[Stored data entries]
___

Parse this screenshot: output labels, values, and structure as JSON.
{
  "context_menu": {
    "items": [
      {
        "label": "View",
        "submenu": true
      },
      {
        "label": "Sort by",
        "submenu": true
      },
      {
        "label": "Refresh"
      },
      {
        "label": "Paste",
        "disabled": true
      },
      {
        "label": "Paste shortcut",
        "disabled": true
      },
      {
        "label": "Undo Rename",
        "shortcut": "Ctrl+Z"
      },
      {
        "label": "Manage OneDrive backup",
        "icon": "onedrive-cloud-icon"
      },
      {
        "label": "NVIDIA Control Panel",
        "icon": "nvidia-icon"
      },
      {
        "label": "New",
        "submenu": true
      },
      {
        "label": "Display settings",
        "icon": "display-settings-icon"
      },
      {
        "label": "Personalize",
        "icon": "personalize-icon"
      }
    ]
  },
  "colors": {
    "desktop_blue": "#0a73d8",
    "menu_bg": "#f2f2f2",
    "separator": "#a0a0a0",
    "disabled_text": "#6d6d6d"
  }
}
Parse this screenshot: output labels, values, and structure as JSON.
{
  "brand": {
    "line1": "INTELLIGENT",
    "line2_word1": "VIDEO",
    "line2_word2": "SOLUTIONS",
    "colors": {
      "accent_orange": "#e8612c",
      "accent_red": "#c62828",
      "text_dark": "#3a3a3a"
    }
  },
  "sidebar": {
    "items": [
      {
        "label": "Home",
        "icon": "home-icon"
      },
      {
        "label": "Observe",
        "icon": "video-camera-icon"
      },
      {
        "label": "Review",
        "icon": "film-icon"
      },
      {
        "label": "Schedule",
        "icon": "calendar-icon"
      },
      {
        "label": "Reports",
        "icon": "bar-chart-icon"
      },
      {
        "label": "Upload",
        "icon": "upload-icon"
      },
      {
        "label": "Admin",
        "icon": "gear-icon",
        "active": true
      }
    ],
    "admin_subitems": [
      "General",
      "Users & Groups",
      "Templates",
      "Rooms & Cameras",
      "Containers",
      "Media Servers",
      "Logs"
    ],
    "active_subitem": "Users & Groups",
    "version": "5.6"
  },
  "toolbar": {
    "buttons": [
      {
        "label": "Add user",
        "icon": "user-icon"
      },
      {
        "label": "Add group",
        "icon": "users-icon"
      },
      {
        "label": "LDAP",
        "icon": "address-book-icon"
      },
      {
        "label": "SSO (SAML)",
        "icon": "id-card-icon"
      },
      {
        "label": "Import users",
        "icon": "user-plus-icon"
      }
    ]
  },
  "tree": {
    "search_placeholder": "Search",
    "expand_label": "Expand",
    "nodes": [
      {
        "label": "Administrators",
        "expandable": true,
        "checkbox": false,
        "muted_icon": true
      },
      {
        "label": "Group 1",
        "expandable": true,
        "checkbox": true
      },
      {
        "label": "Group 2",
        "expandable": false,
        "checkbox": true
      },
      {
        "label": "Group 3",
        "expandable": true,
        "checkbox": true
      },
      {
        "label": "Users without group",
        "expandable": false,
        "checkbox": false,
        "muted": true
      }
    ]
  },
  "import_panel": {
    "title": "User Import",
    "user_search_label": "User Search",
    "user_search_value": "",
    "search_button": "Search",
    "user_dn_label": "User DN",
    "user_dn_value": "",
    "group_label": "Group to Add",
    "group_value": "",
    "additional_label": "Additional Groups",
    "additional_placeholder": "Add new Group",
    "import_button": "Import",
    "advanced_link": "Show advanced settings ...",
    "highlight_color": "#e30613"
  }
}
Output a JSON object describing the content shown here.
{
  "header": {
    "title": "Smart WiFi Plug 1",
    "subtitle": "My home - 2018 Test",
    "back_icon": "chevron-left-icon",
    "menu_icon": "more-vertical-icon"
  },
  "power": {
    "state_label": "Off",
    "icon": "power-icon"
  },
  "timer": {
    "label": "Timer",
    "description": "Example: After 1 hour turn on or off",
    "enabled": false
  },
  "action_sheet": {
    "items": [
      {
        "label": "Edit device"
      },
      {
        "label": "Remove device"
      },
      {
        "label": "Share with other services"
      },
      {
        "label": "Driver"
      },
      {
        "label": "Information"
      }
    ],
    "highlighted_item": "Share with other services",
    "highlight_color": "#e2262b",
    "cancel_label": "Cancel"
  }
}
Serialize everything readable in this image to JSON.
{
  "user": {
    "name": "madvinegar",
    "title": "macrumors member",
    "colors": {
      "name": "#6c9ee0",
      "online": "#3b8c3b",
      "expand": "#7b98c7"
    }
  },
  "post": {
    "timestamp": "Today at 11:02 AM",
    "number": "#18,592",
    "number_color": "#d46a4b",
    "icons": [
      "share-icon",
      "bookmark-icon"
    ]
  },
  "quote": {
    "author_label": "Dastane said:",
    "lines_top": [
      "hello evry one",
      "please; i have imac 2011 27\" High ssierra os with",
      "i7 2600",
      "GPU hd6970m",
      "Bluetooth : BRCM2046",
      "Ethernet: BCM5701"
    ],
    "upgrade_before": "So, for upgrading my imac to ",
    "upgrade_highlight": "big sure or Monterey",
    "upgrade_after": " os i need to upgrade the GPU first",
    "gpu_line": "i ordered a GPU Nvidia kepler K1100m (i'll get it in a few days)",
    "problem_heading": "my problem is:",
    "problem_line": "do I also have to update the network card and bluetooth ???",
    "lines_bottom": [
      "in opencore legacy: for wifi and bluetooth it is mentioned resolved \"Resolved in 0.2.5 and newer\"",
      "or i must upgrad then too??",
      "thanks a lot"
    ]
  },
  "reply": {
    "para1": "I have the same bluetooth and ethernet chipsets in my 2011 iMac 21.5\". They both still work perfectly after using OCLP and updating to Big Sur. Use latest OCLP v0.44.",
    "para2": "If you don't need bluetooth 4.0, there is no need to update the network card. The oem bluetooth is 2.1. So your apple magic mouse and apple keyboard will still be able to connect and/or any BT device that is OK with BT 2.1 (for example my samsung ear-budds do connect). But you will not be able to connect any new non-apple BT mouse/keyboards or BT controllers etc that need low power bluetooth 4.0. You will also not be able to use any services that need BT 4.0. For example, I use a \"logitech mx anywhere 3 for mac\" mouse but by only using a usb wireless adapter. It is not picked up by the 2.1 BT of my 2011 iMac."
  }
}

___

* **Written request**
Which lines hold the string "still"? Copy all of them from the data above.

* **Full answer**
    "para1": "I have the same bluetooth and ethernet chipsets in my 2011 iMac 21.5\". They both still work perfectly after using OCLP and updating to Big Sur. Use latest OCLP v0.44.",
    "para2": "If you don't need bluetooth 4.0, there is no need to update the network card. The oem bluetooth is 2.1. So your apple magic mouse and apple keyboard will still be able to connect and/or any BT device that is OK with BT 2.1 (for example my samsung ear-budds do connect). But you will not be able to connect any new non-apple BT mouse/keyboards or BT controllers etc that need low power bluetooth 4.0. You will also not be able to use any services that need BT 4.0. For example, I use a \"logitech mx anywhere 3 for mac\" mouse but by only using a usb wireless adapter. It is not picked up by the 2.1 BT of my 2011 iMac."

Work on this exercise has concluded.